┌─ INPUT ROWS

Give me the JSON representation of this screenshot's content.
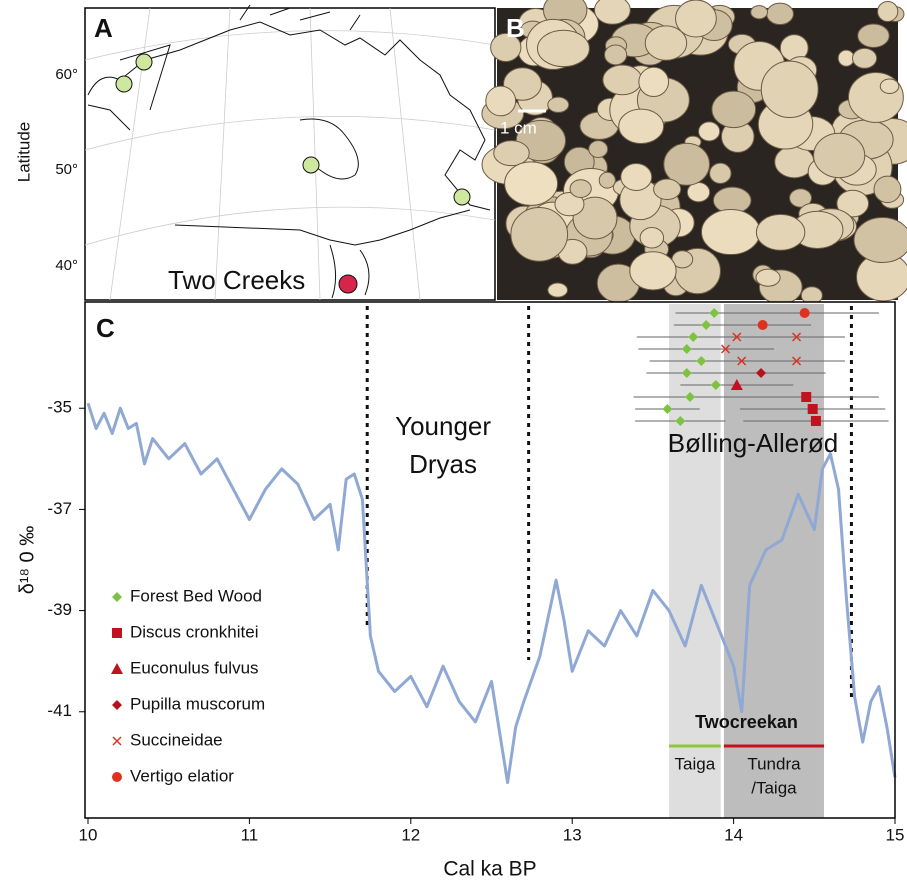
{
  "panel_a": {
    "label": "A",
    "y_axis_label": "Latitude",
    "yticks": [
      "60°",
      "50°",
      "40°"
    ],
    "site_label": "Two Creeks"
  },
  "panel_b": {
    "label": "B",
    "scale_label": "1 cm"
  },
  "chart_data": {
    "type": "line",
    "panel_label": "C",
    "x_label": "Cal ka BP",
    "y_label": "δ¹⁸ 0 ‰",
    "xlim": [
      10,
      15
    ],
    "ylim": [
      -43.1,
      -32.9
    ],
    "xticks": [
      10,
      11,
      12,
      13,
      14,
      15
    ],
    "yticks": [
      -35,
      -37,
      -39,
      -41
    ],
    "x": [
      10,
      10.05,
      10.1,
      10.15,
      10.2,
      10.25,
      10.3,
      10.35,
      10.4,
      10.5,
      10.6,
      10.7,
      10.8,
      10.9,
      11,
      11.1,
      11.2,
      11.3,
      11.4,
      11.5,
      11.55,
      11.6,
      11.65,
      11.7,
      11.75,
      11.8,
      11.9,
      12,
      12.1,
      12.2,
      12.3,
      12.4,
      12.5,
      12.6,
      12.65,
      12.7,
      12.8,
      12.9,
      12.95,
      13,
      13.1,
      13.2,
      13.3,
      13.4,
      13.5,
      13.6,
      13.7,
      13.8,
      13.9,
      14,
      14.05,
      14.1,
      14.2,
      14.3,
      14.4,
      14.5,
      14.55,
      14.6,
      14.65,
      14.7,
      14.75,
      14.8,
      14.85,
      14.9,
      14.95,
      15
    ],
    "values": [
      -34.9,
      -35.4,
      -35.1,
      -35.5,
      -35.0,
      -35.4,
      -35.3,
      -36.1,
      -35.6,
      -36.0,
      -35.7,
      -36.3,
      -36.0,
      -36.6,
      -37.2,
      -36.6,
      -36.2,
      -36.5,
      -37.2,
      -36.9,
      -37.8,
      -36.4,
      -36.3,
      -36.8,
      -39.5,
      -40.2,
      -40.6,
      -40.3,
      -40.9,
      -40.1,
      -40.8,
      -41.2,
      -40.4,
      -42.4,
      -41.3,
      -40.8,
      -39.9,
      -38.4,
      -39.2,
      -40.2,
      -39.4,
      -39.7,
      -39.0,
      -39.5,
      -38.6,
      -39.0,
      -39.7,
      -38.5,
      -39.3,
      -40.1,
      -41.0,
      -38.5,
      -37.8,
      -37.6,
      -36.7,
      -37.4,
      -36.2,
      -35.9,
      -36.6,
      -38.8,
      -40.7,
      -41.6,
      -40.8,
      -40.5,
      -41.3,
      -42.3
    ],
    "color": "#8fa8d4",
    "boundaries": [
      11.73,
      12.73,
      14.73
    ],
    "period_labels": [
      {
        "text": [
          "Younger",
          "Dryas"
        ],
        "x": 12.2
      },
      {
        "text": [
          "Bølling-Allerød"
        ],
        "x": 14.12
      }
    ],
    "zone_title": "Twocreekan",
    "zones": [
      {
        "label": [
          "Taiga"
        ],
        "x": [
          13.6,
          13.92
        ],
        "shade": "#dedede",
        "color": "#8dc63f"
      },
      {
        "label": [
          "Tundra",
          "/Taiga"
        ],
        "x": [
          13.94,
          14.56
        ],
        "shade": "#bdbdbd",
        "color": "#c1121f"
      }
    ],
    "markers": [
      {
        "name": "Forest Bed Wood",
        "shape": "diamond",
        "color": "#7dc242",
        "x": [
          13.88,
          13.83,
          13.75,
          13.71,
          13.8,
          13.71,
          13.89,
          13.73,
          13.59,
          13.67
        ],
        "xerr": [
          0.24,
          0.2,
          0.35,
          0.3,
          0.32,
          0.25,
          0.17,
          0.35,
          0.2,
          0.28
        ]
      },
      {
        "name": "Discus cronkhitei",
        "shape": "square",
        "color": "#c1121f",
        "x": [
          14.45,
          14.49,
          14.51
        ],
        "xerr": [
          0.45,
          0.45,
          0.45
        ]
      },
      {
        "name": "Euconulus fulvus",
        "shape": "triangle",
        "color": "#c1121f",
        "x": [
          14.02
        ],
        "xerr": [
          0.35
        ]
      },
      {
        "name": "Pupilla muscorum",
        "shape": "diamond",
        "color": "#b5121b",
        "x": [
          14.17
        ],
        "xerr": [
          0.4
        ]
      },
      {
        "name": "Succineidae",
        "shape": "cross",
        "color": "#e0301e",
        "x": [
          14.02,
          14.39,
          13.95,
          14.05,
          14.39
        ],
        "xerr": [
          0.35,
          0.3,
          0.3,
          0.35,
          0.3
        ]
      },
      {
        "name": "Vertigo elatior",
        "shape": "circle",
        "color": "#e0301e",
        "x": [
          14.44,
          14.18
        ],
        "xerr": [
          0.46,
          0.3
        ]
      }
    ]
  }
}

└─

## WHAT TO DO:
Skip the pictures and transcribe the rest of the records exactly.

## THE ANSWER:
Give me the JSON representation of this screenshot's content.
{
  "panel_a": {
    "label": "A",
    "y_axis_label": "Latitude",
    "yticks": [
      "60°",
      "50°",
      "40°"
    ],
    "site_label": "Two Creeks"
  },
  "panel_b": {
    "label": "B",
    "scale_label": "1 cm"
  },
  "chart_data": {
    "type": "line",
    "panel_label": "C",
    "x_label": "Cal ka BP",
    "y_label": "δ¹⁸ 0 ‰",
    "xlim": [
      10,
      15
    ],
    "ylim": [
      -43.1,
      -32.9
    ],
    "xticks": [
      10,
      11,
      12,
      13,
      14,
      15
    ],
    "yticks": [
      -35,
      -37,
      -39,
      -41
    ],
    "x": [
      10,
      10.05,
      10.1,
      10.15,
      10.2,
      10.25,
      10.3,
      10.35,
      10.4,
      10.5,
      10.6,
      10.7,
      10.8,
      10.9,
      11,
      11.1,
      11.2,
      11.3,
      11.4,
      11.5,
      11.55,
      11.6,
      11.65,
      11.7,
      11.75,
      11.8,
      11.9,
      12,
      12.1,
      12.2,
      12.3,
      12.4,
      12.5,
      12.6,
      12.65,
      12.7,
      12.8,
      12.9,
      12.95,
      13,
      13.1,
      13.2,
      13.3,
      13.4,
      13.5,
      13.6,
      13.7,
      13.8,
      13.9,
      14,
      14.05,
      14.1,
      14.2,
      14.3,
      14.4,
      14.5,
      14.55,
      14.6,
      14.65,
      14.7,
      14.75,
      14.8,
      14.85,
      14.9,
      14.95,
      15
    ],
    "values": [
      -34.9,
      -35.4,
      -35.1,
      -35.5,
      -35.0,
      -35.4,
      -35.3,
      -36.1,
      -35.6,
      -36.0,
      -35.7,
      -36.3,
      -36.0,
      -36.6,
      -37.2,
      -36.6,
      -36.2,
      -36.5,
      -37.2,
      -36.9,
      -37.8,
      -36.4,
      -36.3,
      -36.8,
      -39.5,
      -40.2,
      -40.6,
      -40.3,
      -40.9,
      -40.1,
      -40.8,
      -41.2,
      -40.4,
      -42.4,
      -41.3,
      -40.8,
      -39.9,
      -38.4,
      -39.2,
      -40.2,
      -39.4,
      -39.7,
      -39.0,
      -39.5,
      -38.6,
      -39.0,
      -39.7,
      -38.5,
      -39.3,
      -40.1,
      -41.0,
      -38.5,
      -37.8,
      -37.6,
      -36.7,
      -37.4,
      -36.2,
      -35.9,
      -36.6,
      -38.8,
      -40.7,
      -41.6,
      -40.8,
      -40.5,
      -41.3,
      -42.3
    ],
    "color": "#8fa8d4",
    "boundaries": [
      11.73,
      12.73,
      14.73
    ],
    "period_labels": [
      {
        "text": [
          "Younger",
          "Dryas"
        ],
        "x": 12.2
      },
      {
        "text": [
          "Bølling-Allerød"
        ],
        "x": 14.12
      }
    ],
    "zone_title": "Twocreekan",
    "zones": [
      {
        "label": [
          "Taiga"
        ],
        "x": [
          13.6,
          13.92
        ],
        "shade": "#dedede",
        "color": "#8dc63f"
      },
      {
        "label": [
          "Tundra",
          "/Taiga"
        ],
        "x": [
          13.94,
          14.56
        ],
        "shade": "#bdbdbd",
        "color": "#c1121f"
      }
    ],
    "markers": [
      {
        "name": "Forest Bed Wood",
        "shape": "diamond",
        "color": "#7dc242",
        "x": [
          13.88,
          13.83,
          13.75,
          13.71,
          13.8,
          13.71,
          13.89,
          13.73,
          13.59,
          13.67
        ],
        "xerr": [
          0.24,
          0.2,
          0.35,
          0.3,
          0.32,
          0.25,
          0.17,
          0.35,
          0.2,
          0.28
        ]
      },
      {
        "name": "Discus cronkhitei",
        "shape": "square",
        "color": "#c1121f",
        "x": [
          14.45,
          14.49,
          14.51
        ],
        "xerr": [
          0.45,
          0.45,
          0.45
        ]
      },
      {
        "name": "Euconulus fulvus",
        "shape": "triangle",
        "color": "#c1121f",
        "x": [
          14.02
        ],
        "xerr": [
          0.35
        ]
      },
      {
        "name": "Pupilla muscorum",
        "shape": "diamond",
        "color": "#b5121b",
        "x": [
          14.17
        ],
        "xerr": [
          0.4
        ]
      },
      {
        "name": "Succineidae",
        "shape": "cross",
        "color": "#e0301e",
        "x": [
          14.02,
          14.39,
          13.95,
          14.05,
          14.39
        ],
        "xerr": [
          0.35,
          0.3,
          0.3,
          0.35,
          0.3
        ]
      },
      {
        "name": "Vertigo elatior",
        "shape": "circle",
        "color": "#e0301e",
        "x": [
          14.44,
          14.18
        ],
        "xerr": [
          0.46,
          0.3
        ]
      }
    ]
  }
}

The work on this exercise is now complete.